EXERCISE DIRECTIONS | Show all lines from the data that include the word "TRIN".

RECORDS FOR PROCESSING |

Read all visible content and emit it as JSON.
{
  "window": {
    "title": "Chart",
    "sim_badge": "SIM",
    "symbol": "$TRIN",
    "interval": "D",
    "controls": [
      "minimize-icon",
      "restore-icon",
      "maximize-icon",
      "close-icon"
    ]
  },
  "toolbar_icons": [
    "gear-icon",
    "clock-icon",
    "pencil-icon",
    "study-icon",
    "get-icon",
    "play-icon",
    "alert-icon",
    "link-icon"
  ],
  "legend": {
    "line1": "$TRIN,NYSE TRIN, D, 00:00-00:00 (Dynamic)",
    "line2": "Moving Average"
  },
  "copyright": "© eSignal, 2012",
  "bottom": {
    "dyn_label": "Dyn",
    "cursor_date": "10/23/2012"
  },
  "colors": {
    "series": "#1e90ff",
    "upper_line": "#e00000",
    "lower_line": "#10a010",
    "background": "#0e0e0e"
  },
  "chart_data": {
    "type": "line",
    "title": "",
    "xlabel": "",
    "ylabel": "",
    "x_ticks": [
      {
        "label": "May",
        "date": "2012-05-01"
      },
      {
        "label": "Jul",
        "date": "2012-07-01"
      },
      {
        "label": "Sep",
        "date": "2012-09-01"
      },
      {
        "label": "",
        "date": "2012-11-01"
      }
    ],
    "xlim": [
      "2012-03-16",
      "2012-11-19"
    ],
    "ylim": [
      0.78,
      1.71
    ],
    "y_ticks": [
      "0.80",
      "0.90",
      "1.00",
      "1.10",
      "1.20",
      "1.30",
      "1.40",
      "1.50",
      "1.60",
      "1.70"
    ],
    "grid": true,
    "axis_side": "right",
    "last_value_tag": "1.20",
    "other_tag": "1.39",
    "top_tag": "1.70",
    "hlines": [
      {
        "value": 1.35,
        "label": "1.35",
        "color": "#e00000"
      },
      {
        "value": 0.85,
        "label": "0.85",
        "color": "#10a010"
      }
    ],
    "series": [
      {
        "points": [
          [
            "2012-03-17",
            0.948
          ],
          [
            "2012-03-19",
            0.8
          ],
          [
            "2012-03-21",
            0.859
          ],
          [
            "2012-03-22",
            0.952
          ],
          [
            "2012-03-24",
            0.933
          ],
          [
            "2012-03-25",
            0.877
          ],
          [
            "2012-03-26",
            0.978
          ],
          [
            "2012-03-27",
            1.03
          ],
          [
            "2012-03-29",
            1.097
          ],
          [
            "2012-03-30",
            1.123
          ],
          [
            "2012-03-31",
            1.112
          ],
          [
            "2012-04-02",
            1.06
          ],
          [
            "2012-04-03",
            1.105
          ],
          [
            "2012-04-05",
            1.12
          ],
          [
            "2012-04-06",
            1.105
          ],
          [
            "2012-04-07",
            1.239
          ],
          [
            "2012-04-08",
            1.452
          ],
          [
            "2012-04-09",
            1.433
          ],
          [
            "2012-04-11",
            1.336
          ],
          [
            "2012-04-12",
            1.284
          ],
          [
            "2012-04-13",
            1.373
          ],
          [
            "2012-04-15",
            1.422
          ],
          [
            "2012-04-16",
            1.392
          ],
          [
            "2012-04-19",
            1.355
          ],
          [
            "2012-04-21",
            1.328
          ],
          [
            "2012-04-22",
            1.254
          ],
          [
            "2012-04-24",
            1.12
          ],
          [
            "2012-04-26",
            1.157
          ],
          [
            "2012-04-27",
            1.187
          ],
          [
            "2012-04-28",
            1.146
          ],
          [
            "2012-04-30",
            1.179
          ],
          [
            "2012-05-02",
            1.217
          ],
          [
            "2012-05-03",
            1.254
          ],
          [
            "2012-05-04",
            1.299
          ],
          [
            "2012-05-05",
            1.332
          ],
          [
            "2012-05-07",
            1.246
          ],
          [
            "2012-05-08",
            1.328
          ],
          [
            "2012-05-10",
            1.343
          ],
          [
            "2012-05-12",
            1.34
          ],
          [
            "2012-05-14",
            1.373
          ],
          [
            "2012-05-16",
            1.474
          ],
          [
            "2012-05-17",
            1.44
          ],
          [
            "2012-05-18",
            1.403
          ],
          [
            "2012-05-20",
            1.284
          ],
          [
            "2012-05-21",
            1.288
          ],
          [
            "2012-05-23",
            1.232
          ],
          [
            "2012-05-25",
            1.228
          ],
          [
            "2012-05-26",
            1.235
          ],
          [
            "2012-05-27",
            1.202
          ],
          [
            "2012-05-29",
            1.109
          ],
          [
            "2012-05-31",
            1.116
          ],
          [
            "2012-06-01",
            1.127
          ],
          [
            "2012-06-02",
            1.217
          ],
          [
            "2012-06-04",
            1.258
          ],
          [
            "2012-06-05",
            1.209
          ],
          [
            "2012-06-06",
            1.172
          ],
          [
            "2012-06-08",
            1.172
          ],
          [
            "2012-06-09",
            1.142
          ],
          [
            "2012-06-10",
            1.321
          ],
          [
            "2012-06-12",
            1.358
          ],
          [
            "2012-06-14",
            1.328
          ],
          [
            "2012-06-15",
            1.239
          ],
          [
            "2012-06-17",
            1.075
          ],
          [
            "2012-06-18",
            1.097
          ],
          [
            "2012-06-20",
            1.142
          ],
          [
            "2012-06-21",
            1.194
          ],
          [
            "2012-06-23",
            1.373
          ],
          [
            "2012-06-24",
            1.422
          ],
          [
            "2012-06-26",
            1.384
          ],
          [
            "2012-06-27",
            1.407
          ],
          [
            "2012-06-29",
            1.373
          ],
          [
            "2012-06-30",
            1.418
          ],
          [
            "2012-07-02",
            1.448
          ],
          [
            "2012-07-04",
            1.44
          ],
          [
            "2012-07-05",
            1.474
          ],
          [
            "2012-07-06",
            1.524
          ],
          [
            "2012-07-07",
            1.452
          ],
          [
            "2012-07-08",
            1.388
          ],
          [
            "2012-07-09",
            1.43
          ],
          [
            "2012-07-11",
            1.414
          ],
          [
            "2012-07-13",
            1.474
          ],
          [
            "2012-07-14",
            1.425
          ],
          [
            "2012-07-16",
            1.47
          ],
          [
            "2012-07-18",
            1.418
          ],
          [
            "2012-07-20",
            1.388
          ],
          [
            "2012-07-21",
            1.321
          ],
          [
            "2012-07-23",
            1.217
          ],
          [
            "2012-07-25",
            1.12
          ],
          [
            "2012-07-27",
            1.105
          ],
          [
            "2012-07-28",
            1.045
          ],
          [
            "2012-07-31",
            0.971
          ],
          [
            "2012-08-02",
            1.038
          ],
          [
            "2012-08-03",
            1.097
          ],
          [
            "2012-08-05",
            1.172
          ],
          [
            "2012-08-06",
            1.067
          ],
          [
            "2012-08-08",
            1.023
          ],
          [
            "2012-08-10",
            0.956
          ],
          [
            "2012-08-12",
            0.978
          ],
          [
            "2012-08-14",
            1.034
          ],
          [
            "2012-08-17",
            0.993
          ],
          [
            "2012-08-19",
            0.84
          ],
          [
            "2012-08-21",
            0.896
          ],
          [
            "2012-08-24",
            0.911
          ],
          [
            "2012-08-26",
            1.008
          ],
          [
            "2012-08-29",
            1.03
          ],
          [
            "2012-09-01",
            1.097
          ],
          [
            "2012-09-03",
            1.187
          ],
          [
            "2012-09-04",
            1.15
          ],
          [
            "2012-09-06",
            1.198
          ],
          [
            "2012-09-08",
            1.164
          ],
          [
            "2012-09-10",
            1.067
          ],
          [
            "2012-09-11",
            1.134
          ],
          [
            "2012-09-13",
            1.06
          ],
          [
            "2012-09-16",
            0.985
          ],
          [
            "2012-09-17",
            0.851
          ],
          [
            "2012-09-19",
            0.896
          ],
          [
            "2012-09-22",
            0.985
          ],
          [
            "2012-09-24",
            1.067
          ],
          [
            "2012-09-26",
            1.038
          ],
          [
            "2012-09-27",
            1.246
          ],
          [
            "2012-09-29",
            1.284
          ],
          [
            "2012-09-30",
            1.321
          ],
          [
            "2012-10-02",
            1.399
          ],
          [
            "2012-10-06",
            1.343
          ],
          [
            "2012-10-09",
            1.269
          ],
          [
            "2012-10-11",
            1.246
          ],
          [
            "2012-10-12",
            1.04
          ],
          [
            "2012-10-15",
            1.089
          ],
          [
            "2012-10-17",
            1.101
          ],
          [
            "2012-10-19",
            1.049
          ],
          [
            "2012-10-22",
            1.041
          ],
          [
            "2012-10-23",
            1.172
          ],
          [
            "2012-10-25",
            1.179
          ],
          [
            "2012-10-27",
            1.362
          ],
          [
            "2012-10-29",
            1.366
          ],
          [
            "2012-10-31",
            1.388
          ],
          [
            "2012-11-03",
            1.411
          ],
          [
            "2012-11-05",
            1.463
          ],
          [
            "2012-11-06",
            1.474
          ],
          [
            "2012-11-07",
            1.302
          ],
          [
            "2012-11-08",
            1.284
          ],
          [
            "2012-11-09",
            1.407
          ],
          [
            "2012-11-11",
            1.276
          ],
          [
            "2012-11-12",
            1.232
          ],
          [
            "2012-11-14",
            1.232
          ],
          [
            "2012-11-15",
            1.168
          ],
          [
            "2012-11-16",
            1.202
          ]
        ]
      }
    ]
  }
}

THE COMPLETED TASK |
    "symbol": "$TRIN",
    "line1": "$TRIN,NYSE TRIN, D, 00:00-00:00 (Dynamic)",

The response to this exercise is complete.